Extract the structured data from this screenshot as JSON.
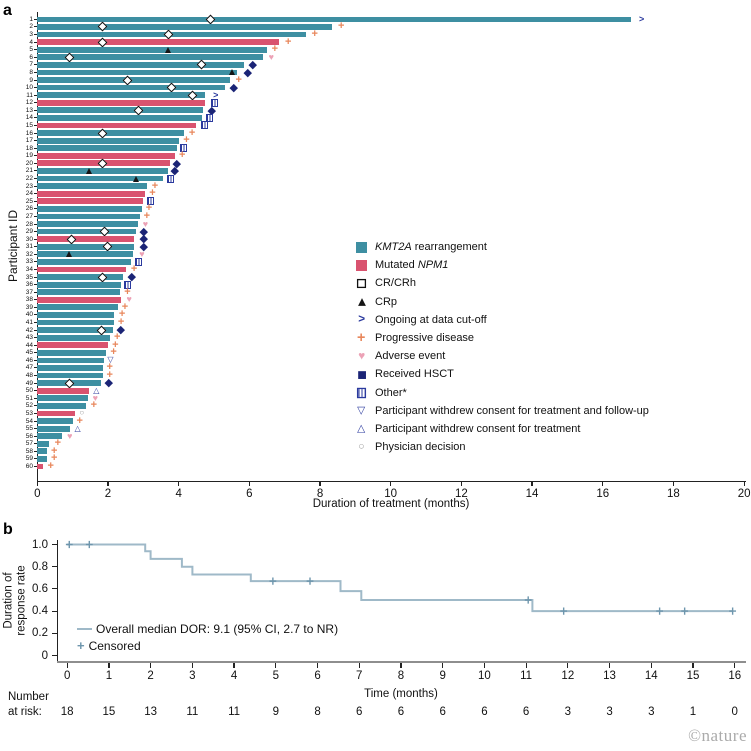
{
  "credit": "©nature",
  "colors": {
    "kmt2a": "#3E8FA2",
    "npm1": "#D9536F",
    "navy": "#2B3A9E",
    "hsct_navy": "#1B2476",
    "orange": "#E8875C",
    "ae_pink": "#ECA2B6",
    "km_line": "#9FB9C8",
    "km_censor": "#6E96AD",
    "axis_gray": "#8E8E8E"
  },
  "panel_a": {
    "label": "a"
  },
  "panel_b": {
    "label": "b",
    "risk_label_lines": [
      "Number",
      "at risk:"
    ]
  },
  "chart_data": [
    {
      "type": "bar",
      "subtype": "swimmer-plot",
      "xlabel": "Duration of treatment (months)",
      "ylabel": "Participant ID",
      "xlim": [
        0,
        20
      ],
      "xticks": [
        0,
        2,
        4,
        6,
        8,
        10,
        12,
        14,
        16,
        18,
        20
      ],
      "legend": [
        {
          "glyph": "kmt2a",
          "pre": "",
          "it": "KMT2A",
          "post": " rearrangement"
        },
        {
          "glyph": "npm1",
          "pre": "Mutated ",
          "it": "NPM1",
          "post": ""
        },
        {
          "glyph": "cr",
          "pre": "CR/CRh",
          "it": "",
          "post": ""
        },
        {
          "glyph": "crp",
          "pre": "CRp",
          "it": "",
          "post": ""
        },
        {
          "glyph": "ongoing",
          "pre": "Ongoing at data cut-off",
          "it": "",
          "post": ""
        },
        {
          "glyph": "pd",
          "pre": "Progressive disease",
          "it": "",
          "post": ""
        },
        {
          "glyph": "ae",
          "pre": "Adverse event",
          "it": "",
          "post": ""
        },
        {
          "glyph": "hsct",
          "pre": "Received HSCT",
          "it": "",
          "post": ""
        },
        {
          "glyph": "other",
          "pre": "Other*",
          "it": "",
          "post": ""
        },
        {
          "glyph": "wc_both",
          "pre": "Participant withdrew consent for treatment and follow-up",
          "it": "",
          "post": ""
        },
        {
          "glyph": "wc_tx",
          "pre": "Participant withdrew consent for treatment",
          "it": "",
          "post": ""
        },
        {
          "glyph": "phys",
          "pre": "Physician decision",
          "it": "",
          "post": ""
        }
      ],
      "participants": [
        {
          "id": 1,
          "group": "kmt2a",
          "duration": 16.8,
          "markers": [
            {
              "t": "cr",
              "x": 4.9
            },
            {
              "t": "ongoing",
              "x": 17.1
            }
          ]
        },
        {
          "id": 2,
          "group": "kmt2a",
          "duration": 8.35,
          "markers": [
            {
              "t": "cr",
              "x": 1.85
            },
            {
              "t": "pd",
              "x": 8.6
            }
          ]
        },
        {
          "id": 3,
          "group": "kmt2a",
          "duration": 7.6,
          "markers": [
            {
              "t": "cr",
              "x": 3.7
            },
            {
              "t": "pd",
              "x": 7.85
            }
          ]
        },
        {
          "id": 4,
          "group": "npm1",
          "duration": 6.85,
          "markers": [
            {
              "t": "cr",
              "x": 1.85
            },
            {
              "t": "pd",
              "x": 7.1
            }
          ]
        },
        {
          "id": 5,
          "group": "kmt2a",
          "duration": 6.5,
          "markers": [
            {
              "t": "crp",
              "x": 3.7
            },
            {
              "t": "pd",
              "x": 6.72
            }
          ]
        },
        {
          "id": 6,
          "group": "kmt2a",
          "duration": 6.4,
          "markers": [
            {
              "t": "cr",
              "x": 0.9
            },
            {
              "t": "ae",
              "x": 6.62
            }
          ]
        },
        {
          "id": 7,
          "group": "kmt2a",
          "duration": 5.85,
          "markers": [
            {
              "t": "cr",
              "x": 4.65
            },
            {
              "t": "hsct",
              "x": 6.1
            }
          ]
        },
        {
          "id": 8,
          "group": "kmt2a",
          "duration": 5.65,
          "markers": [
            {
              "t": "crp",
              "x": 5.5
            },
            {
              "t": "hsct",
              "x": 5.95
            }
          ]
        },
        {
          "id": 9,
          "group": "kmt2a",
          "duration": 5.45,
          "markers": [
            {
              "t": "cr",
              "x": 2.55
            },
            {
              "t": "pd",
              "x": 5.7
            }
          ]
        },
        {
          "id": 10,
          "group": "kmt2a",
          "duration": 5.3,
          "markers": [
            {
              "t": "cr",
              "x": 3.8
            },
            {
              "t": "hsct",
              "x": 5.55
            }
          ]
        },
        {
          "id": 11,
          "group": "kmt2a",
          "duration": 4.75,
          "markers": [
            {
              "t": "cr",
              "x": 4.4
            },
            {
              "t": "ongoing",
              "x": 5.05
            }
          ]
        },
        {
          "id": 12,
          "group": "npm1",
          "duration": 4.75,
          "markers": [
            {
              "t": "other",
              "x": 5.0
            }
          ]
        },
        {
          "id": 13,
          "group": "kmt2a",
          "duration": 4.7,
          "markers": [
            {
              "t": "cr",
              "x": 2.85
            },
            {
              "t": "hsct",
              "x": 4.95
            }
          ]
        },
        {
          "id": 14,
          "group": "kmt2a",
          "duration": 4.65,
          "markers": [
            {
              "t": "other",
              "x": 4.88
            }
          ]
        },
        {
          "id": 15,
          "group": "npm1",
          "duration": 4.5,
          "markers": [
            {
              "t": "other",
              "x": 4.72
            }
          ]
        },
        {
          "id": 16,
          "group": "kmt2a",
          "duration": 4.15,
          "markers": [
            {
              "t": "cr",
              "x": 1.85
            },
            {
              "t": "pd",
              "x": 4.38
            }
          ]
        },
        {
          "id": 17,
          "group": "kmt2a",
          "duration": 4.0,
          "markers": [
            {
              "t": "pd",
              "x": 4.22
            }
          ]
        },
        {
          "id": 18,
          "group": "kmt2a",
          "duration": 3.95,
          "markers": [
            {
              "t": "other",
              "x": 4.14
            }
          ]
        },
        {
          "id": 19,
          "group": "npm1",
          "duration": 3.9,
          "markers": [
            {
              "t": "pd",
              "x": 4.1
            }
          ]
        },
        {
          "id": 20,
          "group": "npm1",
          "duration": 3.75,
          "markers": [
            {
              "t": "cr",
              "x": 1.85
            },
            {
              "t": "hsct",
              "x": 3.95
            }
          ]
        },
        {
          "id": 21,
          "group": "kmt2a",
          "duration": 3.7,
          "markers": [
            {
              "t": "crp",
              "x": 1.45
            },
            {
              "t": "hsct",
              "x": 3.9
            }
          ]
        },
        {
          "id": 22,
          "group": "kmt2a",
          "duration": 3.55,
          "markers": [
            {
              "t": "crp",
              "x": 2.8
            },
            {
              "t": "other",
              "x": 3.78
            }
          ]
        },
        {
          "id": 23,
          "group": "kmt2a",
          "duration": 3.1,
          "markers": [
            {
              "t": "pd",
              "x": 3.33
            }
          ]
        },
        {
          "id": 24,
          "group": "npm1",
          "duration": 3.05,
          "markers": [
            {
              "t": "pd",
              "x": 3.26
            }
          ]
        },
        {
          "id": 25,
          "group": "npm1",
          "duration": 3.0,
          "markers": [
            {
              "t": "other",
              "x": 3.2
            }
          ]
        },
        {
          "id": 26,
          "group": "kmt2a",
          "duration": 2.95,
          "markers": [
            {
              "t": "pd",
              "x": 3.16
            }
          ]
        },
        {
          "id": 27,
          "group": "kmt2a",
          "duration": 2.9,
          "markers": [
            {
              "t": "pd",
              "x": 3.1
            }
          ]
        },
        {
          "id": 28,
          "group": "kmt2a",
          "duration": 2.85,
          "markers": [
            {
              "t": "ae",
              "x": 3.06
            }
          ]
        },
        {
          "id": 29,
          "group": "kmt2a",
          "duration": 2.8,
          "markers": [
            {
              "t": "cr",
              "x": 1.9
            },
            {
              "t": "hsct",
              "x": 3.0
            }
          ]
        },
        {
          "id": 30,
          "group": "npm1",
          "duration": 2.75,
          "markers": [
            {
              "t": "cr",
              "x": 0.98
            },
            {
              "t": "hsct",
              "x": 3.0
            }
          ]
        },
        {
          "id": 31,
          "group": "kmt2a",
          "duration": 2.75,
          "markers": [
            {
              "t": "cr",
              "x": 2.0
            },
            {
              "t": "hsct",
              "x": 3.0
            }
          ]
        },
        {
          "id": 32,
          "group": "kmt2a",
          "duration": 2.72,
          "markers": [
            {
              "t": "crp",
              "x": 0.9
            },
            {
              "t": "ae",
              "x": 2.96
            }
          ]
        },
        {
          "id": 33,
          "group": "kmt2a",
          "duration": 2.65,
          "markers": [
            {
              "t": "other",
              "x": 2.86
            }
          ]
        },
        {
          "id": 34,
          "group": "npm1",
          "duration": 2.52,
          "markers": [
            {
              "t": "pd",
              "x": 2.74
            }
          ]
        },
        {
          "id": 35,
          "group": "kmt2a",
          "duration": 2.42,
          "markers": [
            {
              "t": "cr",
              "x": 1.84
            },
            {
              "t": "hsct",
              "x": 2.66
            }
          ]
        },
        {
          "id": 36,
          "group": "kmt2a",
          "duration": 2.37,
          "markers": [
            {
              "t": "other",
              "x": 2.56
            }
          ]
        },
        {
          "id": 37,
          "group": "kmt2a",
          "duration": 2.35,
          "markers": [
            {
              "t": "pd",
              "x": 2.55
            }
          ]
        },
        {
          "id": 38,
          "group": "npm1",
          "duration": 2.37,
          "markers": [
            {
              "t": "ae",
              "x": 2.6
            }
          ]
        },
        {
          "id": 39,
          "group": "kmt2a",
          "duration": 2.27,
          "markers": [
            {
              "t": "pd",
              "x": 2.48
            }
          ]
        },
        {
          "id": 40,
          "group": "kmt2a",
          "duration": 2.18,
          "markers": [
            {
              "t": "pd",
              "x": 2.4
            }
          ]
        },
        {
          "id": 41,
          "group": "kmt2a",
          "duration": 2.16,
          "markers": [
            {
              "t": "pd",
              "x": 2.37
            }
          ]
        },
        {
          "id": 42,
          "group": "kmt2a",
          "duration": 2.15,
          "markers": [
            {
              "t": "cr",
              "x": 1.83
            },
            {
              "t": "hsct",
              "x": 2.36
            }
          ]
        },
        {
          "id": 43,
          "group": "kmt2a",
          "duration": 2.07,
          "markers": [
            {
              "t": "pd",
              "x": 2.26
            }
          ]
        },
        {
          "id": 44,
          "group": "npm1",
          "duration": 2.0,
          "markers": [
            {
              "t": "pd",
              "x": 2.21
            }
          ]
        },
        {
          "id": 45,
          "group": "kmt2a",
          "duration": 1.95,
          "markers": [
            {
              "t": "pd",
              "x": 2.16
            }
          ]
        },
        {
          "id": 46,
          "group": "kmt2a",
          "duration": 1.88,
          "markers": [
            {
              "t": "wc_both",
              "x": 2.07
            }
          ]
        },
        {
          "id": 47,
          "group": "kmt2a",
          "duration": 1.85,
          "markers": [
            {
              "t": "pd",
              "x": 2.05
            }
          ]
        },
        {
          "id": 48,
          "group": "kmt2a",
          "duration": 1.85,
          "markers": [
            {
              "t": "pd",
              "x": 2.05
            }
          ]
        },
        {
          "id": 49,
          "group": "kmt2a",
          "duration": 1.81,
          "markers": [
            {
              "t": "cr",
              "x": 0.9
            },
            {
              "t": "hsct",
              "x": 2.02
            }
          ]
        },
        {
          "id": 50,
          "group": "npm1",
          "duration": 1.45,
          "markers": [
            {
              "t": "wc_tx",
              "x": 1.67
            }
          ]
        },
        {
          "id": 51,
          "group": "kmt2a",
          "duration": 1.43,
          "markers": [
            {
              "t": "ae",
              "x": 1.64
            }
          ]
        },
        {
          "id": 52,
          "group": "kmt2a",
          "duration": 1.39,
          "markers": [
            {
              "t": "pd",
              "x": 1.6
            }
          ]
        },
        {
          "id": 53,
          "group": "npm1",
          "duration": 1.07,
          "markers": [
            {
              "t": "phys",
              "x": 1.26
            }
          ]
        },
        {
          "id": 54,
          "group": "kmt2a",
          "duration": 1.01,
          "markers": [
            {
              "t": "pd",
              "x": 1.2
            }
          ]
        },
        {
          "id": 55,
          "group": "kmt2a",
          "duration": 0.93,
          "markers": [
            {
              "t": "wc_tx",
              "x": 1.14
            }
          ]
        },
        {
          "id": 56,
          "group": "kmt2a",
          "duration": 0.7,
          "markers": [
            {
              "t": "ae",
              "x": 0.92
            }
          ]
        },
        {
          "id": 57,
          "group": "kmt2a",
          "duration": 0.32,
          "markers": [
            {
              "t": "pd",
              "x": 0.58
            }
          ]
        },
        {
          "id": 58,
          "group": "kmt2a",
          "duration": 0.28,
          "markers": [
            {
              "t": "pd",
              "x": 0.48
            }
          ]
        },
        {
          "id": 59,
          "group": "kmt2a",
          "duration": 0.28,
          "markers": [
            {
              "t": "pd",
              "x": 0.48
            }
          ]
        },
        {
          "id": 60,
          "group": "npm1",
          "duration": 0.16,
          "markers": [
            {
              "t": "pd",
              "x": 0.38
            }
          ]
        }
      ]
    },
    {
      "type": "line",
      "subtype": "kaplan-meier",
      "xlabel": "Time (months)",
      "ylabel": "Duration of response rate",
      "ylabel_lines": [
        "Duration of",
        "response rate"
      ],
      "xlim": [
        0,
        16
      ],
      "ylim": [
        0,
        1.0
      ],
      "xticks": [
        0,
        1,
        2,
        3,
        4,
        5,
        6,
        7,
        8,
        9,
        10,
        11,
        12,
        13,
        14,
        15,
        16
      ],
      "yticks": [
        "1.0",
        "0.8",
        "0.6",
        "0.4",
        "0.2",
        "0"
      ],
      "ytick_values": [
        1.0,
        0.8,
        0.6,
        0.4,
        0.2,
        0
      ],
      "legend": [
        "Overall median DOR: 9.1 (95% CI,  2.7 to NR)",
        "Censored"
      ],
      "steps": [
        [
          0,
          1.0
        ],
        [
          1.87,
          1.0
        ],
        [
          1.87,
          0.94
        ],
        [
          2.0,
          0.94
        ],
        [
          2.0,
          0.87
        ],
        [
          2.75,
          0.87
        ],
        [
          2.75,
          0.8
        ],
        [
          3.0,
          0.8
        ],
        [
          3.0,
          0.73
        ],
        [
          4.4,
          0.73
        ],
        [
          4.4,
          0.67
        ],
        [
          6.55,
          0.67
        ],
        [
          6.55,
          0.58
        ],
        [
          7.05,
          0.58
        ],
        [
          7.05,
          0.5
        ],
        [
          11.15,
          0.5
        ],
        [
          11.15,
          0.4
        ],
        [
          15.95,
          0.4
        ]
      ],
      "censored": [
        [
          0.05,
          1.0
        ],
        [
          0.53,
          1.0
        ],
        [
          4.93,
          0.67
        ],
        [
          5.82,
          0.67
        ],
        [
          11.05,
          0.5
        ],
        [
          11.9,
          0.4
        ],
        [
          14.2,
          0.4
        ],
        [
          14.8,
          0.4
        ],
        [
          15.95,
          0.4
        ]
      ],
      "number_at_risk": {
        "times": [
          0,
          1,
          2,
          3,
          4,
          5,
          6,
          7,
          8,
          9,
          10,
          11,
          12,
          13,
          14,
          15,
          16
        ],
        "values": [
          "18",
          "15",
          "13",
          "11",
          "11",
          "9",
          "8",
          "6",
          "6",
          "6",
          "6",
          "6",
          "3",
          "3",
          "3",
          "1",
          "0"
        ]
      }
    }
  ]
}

▬▬▬▬▬▬

- **What the task requires**:
Look through the data above. Find each line with the string "rate" and copy it.

- **Exercise response**:
      "ylabel": "Duration of response rate",
        "response rate"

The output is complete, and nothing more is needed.